= WHAT TO PRODUCE =
Give every line of the data again, unchanged, but with no pictures.

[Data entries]

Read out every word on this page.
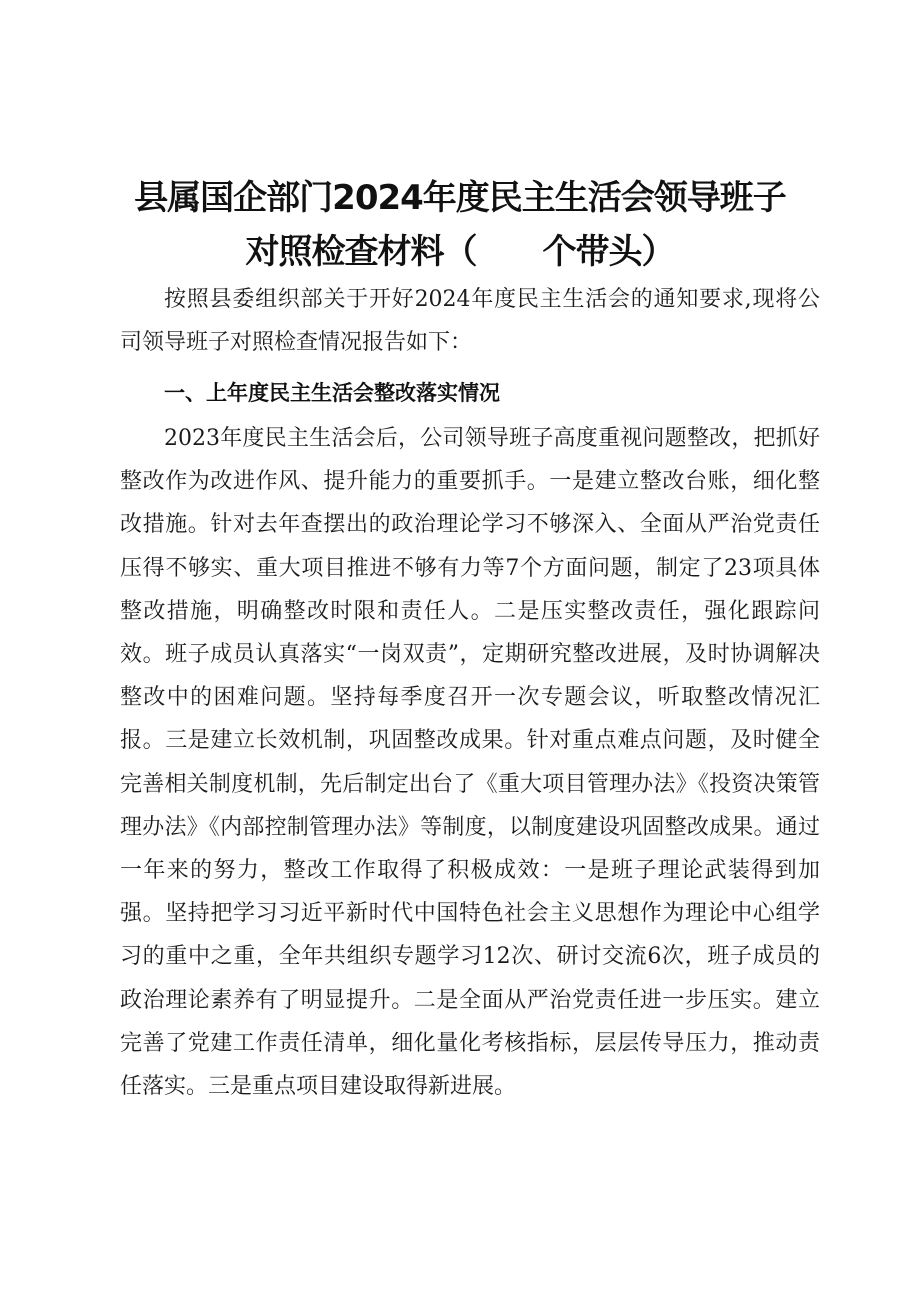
县属国企部门2024年度民主生活会领导班子
对照检查材料（　　个带头）

按照县委组织部关于开好2024年度民主生活会的通知要求,现将公司领导班子对照检查情况报告如下：

一、上年度民主生活会整改落实情况

2023年度民主生活会后，公司领导班子高度重视问题整改，把抓好整改作为改进作风、提升能力的重要抓手。一是建立整改台账，细化整改措施。针对去年查摆出的政治理论学习不够深入、全面从严治党责任压得不够实、重大项目推进不够有力等7个方面问题，制定了23项具体整改措施，明确整改时限和责任人。二是压实整改责任，强化跟踪问效。班子成员认真落实“一岗双责”，定期研究整改进展，及时协调解决整改中的困难问题。坚持每季度召开一次专题会议，听取整改情况汇报。三是建立长效机制，巩固整改成果。针对重点难点问题，及时健全完善相关制度机制，先后制定出台了《重大项目管理办法》《投资决策管理办法》《内部控制管理办法》等制度，以制度建设巩固整改成果。通过一年来的努力，整改工作取得了积极成效：一是班子理论武装得到加强。坚持把学习习近平新时代中国特色社会主义思想作为理论中心组学习的重中之重，全年共组织专题学习12次、研讨交流6次，班子成员的政治理论素养有了明显提升。二是全面从严治党责任进一步压实。建立完善了党建工作责任清单，细化量化考核指标，层层传导压力，推动责任落实。三是重点项目建设取得新进展。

= TASK OUTPUT =
Read out every word on this page.
县属国企部门2024年度民主生活会领导班子
对照检查材料（　　个带头）

按照县委组织部关于开好2024年度民主生活会的通知要求,现将公司领导班子对照检查情况报告如下：

一、上年度民主生活会整改落实情况

2023年度民主生活会后，公司领导班子高度重视问题整改，把抓好整改作为改进作风、提升能力的重要抓手。一是建立整改台账，细化整改措施。针对去年查摆出的政治理论学习不够深入、全面从严治党责任压得不够实、重大项目推进不够有力等7个方面问题，制定了23项具体整改措施，明确整改时限和责任人。二是压实整改责任，强化跟踪问效。班子成员认真落实“一岗双责”，定期研究整改进展，及时协调解决整改中的困难问题。坚持每季度召开一次专题会议，听取整改情况汇报。三是建立长效机制，巩固整改成果。针对重点难点问题，及时健全完善相关制度机制，先后制定出台了《重大项目管理办法》《投资决策管理办法》《内部控制管理办法》等制度，以制度建设巩固整改成果。通过一年来的努力，整改工作取得了积极成效：一是班子理论武装得到加强。坚持把学习习近平新时代中国特色社会主义思想作为理论中心组学习的重中之重，全年共组织专题学习12次、研讨交流6次，班子成员的政治理论素养有了明显提升。二是全面从严治党责任进一步压实。建立完善了党建工作责任清单，细化量化考核指标，层层传导压力，推动责任落实。三是重点项目建设取得新进展。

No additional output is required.